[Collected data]
=====

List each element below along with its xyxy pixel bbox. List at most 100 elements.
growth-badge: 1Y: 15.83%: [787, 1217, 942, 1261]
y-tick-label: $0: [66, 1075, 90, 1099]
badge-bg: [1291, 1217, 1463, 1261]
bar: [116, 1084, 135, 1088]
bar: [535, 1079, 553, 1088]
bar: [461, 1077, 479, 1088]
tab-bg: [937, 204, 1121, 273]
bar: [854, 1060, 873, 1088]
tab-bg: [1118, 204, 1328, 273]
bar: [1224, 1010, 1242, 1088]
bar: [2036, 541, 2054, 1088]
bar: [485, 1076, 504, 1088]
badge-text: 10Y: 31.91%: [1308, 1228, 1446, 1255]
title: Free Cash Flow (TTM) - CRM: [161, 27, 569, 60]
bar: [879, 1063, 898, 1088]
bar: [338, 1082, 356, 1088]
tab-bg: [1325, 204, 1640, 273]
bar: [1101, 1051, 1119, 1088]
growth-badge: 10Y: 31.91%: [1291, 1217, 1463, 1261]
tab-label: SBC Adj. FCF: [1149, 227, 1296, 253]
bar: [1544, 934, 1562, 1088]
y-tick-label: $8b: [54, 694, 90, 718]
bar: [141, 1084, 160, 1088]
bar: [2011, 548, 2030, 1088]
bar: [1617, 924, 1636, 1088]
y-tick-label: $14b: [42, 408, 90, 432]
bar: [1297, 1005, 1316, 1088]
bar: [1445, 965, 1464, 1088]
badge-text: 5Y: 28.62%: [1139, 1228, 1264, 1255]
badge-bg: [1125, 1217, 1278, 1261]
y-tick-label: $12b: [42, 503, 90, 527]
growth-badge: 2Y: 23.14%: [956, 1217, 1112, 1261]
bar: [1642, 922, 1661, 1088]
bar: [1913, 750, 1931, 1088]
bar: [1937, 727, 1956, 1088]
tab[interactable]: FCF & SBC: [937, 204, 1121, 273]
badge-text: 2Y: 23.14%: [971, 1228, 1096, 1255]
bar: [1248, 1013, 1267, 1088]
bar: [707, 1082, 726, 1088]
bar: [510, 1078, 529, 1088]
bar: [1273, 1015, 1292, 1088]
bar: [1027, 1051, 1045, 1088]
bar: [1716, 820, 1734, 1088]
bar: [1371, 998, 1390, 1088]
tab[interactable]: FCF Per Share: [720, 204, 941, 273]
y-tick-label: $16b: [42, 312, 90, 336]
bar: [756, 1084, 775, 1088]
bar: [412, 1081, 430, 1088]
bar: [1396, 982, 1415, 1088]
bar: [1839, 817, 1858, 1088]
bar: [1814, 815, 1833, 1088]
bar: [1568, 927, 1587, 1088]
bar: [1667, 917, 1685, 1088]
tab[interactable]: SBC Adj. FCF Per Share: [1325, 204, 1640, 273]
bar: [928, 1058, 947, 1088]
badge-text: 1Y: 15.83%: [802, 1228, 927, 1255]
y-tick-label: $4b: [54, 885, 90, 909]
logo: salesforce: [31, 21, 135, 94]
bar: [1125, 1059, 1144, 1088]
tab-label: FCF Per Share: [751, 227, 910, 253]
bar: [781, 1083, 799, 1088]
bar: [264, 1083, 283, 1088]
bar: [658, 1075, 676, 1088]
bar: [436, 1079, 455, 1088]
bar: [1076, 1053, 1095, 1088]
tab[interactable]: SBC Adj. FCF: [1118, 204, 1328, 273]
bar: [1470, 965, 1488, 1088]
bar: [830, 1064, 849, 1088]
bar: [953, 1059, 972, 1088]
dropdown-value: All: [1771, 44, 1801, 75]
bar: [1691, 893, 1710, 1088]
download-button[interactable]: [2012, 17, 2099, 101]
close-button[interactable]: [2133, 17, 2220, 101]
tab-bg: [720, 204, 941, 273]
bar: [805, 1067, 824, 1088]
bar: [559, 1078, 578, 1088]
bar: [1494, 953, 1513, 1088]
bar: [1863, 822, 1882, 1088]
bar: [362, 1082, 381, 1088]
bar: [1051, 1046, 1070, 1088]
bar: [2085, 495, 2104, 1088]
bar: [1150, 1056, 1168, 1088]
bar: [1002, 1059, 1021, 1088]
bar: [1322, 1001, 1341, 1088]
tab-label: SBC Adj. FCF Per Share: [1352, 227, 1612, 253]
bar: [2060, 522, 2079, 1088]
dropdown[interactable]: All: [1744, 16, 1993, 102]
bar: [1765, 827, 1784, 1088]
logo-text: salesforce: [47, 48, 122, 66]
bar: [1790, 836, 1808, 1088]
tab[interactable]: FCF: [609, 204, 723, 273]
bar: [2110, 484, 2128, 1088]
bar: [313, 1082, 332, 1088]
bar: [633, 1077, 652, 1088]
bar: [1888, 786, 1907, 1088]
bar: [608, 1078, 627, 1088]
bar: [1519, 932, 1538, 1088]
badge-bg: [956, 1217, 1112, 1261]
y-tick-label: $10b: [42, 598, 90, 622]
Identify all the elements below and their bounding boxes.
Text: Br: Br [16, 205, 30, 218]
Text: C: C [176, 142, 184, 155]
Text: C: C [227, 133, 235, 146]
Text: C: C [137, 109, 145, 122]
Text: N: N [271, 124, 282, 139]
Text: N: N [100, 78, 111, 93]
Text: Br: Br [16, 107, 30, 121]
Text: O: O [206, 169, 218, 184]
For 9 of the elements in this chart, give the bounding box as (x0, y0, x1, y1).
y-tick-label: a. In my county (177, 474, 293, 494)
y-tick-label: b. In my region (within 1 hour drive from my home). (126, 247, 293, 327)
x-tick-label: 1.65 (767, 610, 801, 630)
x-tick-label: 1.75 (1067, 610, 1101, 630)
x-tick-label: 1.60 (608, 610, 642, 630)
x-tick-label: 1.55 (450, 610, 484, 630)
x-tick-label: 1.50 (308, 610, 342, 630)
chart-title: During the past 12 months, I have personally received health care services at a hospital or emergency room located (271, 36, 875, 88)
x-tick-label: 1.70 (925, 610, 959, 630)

=====

* _Directions for this task_:
Rewrite the records above as a numbered list with one line per item, leaving out any blank lines. Include every record.

* _Correct output_:
1. List each element below along with its xyxy pixel bbox. List at most 100 elements.
2. growth-badge: 1Y: 15.83%: [787, 1217, 942, 1261]
3. y-tick-label: $0: [66, 1075, 90, 1099]
4. badge-bg: [1291, 1217, 1463, 1261]
5. bar: [116, 1084, 135, 1088]
6. bar: [535, 1079, 553, 1088]
7. bar: [461, 1077, 479, 1088]
8. tab-bg: [937, 204, 1121, 273]
9. bar: [854, 1060, 873, 1088]
10. tab-bg: [1118, 204, 1328, 273]
11. bar: [1224, 1010, 1242, 1088]
12. bar: [2036, 541, 2054, 1088]
13. bar: [485, 1076, 504, 1088]
14. badge-text: 10Y: 31.91%: [1308, 1228, 1446, 1255]
15. title: Free Cash Flow (TTM) - CRM: [161, 27, 569, 60]
16. bar: [879, 1063, 898, 1088]
17. bar: [338, 1082, 356, 1088]
18. tab-bg: [1325, 204, 1640, 273]
19. bar: [1101, 1051, 1119, 1088]
20. growth-badge: 10Y: 31.91%: [1291, 1217, 1463, 1261]
21. tab-label: SBC Adj. FCF: [1149, 227, 1296, 253]
22. bar: [1544, 934, 1562, 1088]
23. y-tick-label: $8b: [54, 694, 90, 718]
24. bar: [141, 1084, 160, 1088]
25. bar: [2011, 548, 2030, 1088]
26. bar: [1617, 924, 1636, 1088]
27. y-tick-label: $14b: [42, 408, 90, 432]
28. bar: [1297, 1005, 1316, 1088]
29. bar: [1445, 965, 1464, 1088]
30. badge-text: 5Y: 28.62%: [1139, 1228, 1264, 1255]
31. badge-bg: [1125, 1217, 1278, 1261]
32. y-tick-label: $12b: [42, 503, 90, 527]
33. growth-badge: 2Y: 23.14%: [956, 1217, 1112, 1261]
34. bar: [1642, 922, 1661, 1088]
35. bar: [1913, 750, 1931, 1088]
36. bar: [1937, 727, 1956, 1088]
37. tab[interactable]: FCF & SBC: [937, 204, 1121, 273]
38. badge-text: 2Y: 23.14%: [971, 1228, 1096, 1255]
39. bar: [1248, 1013, 1267, 1088]
40. bar: [707, 1082, 726, 1088]
41. bar: [510, 1078, 529, 1088]
42. bar: [1273, 1015, 1292, 1088]
43. bar: [1027, 1051, 1045, 1088]
44. bar: [1716, 820, 1734, 1088]
45. bar: [1371, 998, 1390, 1088]
46. tab[interactable]: FCF Per Share: [720, 204, 941, 273]
47. y-tick-label: $16b: [42, 312, 90, 336]
48. bar: [756, 1084, 775, 1088]
49. bar: [412, 1081, 430, 1088]
50. bar: [1396, 982, 1415, 1088]
51. bar: [1839, 817, 1858, 1088]
52. bar: [1814, 815, 1833, 1088]
53. bar: [1568, 927, 1587, 1088]
54. bar: [1667, 917, 1685, 1088]
55. tab[interactable]: SBC Adj. FCF Per Share: [1325, 204, 1640, 273]
56. bar: [928, 1058, 947, 1088]
57. badge-text: 1Y: 15.83%: [802, 1228, 927, 1255]
58. y-tick-label: $4b: [54, 885, 90, 909]
59. logo: salesforce: [31, 21, 135, 94]
60. bar: [1125, 1059, 1144, 1088]
61. tab-label: FCF Per Share: [751, 227, 910, 253]
62. bar: [781, 1083, 799, 1088]
63. bar: [264, 1083, 283, 1088]
64. bar: [658, 1075, 676, 1088]
65. bar: [436, 1079, 455, 1088]
66. bar: [1076, 1053, 1095, 1088]
67. tab[interactable]: SBC Adj. FCF: [1118, 204, 1328, 273]
68. bar: [1470, 965, 1488, 1088]
69. bar: [830, 1064, 849, 1088]
70. bar: [953, 1059, 972, 1088]
71. dropdown-value: All: [1771, 44, 1801, 75]
72. bar: [1691, 893, 1710, 1088]
73. download-button[interactable]: [2012, 17, 2099, 101]
74. close-button[interactable]: [2133, 17, 2220, 101]
75. tab-bg: [720, 204, 941, 273]
76. bar: [805, 1067, 824, 1088]
77. bar: [559, 1078, 578, 1088]
78. bar: [1494, 953, 1513, 1088]
79. bar: [1863, 822, 1882, 1088]
80. bar: [362, 1082, 381, 1088]
81. bar: [1051, 1046, 1070, 1088]
82. bar: [2085, 495, 2104, 1088]
83. bar: [1150, 1056, 1168, 1088]
84. bar: [1002, 1059, 1021, 1088]
85. bar: [1322, 1001, 1341, 1088]
86. tab-label: SBC Adj. FCF Per Share: [1352, 227, 1612, 253]
87. bar: [2060, 522, 2079, 1088]
88. dropdown[interactable]: All: [1744, 16, 1993, 102]
89. bar: [1765, 827, 1784, 1088]
90. logo-text: salesforce: [47, 48, 122, 66]
91. bar: [1790, 836, 1808, 1088]
92. tab[interactable]: FCF: [609, 204, 723, 273]
93. bar: [2110, 484, 2128, 1088]
94. bar: [313, 1082, 332, 1088]
95. bar: [633, 1077, 652, 1088]
96. bar: [1888, 786, 1907, 1088]
97. bar: [608, 1078, 627, 1088]
98. bar: [1519, 932, 1538, 1088]
99. badge-bg: [956, 1217, 1112, 1261]
100. y-tick-label: $10b: [42, 598, 90, 622]
101. Identify all the elements below and their bounding boxes.
102. Text: Br: Br [16, 205, 30, 218]
103. Text: C: C [176, 142, 184, 155]
104. Text: C: C [227, 133, 235, 146]
105. Text: C: C [137, 109, 145, 122]
106. Text: N: N [271, 124, 282, 139]
107. Text: N: N [100, 78, 111, 93]
108. Text: Br: Br [16, 107, 30, 121]
109. Text: O: O [206, 169, 218, 184]
110. For 9 of the elements in this chart, give the bounding box as (x0, y0, x1, y1).
111. y-tick-label: a. In my county (177, 474, 293, 494)
112. y-tick-label: b. In my region (within 1 hour drive from my home). (126, 247, 293, 327)
113. x-tick-label: 1.65 (767, 610, 801, 630)
114. x-tick-label: 1.75 (1067, 610, 1101, 630)
115. x-tick-label: 1.60 (608, 610, 642, 630)
116. x-tick-label: 1.55 (450, 610, 484, 630)
117. x-tick-label: 1.50 (308, 610, 342, 630)
118. chart-title: During the past 12 months, I have personally received health care services at a hospital or emergency room located (271, 36, 875, 88)
119. x-tick-label: 1.70 (925, 610, 959, 630)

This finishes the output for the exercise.